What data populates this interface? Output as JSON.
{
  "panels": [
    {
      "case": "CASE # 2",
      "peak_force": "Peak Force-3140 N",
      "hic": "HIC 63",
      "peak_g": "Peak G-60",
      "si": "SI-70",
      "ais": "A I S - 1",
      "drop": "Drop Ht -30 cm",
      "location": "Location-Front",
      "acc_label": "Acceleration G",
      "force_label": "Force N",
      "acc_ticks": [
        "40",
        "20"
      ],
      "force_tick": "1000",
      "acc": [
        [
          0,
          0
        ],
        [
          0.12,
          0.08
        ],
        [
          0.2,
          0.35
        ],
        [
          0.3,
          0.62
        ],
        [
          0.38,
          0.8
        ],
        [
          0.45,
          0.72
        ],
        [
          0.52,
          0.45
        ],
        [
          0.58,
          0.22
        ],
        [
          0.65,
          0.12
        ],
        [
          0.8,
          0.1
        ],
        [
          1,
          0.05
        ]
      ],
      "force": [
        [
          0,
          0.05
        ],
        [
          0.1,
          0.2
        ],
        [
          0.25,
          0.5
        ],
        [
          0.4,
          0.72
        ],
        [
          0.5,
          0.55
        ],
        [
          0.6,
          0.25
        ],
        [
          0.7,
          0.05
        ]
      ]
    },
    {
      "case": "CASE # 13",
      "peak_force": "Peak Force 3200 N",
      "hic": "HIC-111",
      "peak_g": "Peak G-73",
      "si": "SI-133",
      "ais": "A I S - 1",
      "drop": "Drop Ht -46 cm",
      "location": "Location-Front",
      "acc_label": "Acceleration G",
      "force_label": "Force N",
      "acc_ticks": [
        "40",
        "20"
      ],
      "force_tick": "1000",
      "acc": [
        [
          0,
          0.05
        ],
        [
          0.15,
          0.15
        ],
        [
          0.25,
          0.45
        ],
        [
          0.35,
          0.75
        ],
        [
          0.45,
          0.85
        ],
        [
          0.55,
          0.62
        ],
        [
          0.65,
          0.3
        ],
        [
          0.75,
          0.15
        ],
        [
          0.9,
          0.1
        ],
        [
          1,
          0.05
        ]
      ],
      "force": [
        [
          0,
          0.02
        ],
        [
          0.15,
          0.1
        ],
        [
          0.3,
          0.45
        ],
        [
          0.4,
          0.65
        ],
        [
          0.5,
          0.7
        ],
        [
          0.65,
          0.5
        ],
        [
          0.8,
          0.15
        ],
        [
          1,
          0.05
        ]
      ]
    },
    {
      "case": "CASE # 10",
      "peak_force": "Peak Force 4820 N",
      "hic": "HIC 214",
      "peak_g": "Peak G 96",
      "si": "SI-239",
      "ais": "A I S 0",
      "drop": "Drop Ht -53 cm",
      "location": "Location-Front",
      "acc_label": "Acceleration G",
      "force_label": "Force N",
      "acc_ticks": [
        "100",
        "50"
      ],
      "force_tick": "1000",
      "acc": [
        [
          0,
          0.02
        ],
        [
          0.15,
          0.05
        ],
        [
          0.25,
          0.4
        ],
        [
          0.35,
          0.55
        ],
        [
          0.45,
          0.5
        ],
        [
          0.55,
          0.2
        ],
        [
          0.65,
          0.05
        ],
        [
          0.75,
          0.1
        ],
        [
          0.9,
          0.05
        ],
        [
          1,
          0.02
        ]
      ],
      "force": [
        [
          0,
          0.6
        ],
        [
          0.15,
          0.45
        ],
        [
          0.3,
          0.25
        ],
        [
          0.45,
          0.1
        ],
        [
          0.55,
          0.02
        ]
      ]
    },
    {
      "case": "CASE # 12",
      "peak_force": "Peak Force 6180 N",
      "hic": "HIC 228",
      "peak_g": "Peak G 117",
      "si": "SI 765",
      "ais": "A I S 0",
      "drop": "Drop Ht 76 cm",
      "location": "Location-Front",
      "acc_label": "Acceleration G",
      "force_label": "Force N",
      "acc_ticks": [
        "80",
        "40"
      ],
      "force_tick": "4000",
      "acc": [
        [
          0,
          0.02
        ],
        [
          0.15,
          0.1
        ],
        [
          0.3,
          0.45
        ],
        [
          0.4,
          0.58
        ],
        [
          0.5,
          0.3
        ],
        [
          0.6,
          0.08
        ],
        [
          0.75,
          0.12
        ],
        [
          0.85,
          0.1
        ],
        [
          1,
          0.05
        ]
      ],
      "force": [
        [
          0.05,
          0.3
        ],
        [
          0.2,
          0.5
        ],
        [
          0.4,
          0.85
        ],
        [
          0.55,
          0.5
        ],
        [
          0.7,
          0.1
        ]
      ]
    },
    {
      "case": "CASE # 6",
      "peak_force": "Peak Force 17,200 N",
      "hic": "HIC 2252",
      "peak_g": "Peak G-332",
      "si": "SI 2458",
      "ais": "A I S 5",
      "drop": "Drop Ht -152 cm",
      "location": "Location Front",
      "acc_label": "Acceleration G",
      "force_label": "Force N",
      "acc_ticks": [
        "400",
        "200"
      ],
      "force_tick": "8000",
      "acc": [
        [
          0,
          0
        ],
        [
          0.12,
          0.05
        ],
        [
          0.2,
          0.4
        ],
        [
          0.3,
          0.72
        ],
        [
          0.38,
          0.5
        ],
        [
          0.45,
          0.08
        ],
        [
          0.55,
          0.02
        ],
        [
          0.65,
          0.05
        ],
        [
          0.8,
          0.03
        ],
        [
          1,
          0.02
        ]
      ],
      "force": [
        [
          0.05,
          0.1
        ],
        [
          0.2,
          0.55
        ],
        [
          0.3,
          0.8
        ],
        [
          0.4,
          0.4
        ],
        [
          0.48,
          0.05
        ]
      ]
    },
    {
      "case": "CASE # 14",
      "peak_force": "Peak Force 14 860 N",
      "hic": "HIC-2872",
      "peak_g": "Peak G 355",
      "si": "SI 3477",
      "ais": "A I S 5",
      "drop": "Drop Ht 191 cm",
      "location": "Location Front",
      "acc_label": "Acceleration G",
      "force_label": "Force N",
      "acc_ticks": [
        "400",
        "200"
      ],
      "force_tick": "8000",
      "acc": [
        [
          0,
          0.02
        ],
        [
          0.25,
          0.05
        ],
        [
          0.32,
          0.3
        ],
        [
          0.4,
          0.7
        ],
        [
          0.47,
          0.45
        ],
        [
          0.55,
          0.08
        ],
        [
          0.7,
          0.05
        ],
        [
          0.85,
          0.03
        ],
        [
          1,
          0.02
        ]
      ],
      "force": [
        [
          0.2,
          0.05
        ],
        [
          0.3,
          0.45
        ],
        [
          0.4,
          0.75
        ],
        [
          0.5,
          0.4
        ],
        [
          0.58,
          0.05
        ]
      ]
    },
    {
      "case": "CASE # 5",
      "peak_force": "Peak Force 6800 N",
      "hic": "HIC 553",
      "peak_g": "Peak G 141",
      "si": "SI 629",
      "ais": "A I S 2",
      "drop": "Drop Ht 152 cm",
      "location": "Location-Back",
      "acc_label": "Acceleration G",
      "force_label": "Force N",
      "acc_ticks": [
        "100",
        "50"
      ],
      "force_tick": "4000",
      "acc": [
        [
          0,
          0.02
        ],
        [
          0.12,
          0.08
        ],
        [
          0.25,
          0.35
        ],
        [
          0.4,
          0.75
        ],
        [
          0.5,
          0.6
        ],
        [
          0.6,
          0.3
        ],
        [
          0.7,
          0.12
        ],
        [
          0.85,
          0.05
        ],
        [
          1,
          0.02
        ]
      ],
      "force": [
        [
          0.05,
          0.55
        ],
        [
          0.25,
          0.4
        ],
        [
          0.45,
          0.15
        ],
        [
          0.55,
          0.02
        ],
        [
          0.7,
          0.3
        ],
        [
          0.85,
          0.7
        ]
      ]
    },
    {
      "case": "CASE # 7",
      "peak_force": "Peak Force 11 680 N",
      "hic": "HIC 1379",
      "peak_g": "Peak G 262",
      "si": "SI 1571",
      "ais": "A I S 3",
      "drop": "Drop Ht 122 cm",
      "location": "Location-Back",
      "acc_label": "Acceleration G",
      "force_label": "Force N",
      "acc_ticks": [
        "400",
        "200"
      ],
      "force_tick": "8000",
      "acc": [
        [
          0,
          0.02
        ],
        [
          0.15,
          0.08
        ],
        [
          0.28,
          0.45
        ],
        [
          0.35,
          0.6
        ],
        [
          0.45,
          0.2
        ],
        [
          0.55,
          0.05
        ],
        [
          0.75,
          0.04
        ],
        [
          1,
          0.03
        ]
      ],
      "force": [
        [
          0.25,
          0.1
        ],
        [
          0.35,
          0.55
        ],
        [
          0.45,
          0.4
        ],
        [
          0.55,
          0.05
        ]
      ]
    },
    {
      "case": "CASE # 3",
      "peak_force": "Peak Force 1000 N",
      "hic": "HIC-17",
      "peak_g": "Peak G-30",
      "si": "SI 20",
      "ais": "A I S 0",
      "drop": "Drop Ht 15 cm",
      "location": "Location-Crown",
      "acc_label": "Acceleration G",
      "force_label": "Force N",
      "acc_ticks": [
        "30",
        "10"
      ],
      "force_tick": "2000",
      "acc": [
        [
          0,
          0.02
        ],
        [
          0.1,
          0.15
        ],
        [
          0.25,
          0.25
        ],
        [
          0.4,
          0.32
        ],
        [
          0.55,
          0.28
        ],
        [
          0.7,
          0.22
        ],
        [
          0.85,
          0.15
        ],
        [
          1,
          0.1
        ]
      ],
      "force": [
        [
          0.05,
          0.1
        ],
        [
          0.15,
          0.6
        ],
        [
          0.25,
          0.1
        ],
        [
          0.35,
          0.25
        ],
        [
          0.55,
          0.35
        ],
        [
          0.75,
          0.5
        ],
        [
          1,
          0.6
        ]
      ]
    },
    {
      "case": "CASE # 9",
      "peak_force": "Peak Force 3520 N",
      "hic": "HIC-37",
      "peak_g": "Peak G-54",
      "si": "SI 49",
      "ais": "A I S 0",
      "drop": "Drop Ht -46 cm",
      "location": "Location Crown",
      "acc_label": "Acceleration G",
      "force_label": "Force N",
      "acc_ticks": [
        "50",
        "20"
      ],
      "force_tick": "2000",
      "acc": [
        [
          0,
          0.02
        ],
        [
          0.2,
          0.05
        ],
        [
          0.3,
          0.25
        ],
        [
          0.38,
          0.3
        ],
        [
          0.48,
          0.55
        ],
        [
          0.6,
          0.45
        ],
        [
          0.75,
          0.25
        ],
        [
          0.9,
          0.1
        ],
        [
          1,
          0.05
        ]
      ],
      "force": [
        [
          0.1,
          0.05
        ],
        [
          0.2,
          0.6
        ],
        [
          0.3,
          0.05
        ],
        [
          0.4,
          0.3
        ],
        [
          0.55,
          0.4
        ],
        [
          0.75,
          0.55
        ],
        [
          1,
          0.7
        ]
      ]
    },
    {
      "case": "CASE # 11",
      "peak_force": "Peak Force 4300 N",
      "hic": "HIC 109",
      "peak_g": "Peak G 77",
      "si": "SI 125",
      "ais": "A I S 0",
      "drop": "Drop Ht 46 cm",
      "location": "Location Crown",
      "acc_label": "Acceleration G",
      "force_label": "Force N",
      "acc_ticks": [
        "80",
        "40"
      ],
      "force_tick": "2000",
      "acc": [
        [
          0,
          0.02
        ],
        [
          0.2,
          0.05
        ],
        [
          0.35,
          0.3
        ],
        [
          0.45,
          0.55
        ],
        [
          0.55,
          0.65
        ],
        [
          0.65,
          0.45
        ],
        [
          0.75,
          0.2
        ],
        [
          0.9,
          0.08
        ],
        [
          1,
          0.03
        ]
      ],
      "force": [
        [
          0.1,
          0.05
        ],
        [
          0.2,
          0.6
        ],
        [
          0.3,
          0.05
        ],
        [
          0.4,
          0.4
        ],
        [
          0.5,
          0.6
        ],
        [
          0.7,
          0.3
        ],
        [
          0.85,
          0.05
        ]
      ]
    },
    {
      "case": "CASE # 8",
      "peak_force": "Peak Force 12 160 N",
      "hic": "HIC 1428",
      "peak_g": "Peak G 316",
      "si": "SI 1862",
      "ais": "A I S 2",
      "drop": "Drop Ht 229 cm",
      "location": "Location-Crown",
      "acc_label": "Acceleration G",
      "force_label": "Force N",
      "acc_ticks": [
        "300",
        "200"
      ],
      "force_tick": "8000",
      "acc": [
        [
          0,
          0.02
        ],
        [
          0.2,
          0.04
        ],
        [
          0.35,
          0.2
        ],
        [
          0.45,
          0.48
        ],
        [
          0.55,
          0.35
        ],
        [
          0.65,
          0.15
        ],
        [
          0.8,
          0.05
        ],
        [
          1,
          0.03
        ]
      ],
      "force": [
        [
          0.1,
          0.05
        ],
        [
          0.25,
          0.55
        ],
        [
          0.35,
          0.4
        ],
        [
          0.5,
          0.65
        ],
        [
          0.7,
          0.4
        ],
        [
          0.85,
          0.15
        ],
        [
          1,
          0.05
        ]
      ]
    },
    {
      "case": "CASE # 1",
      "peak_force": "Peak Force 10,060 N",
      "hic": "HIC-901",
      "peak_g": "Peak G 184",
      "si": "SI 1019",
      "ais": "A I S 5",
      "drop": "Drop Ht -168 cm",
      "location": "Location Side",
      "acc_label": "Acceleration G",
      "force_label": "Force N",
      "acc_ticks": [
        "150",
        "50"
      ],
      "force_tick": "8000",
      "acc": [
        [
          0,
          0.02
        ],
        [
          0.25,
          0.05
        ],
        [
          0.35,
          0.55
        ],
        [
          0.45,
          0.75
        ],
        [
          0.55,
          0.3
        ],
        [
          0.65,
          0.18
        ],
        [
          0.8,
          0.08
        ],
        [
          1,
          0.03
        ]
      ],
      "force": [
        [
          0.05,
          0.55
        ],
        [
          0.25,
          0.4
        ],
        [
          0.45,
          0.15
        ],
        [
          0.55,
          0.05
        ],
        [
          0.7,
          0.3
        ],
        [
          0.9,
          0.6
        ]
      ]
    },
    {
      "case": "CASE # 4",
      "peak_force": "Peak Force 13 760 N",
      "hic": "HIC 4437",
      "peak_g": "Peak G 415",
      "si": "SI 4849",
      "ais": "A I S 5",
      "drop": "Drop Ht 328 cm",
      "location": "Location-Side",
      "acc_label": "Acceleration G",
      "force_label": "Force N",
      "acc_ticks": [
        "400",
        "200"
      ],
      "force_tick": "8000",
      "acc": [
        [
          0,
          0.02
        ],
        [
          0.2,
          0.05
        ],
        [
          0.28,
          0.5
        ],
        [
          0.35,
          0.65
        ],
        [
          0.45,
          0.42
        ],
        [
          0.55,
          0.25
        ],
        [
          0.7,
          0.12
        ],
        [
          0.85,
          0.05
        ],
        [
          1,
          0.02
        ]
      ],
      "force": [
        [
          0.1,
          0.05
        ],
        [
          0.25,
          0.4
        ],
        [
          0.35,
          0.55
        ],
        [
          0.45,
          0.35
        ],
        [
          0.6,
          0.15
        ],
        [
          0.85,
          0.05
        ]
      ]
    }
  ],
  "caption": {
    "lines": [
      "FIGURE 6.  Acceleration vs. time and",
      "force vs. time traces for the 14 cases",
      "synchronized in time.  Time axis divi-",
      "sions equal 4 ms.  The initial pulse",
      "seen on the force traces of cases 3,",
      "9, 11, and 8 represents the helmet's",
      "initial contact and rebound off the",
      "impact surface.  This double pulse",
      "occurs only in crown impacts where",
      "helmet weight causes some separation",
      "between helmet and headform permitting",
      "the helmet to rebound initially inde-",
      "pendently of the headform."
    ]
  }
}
◆ ◆ ◆
§ Task requirements: Which lines hold the word "rebound"? Copy all of them.

§ Right answer:
      "initial contact and rebound off the",
      "the helmet to rebound initially inde-",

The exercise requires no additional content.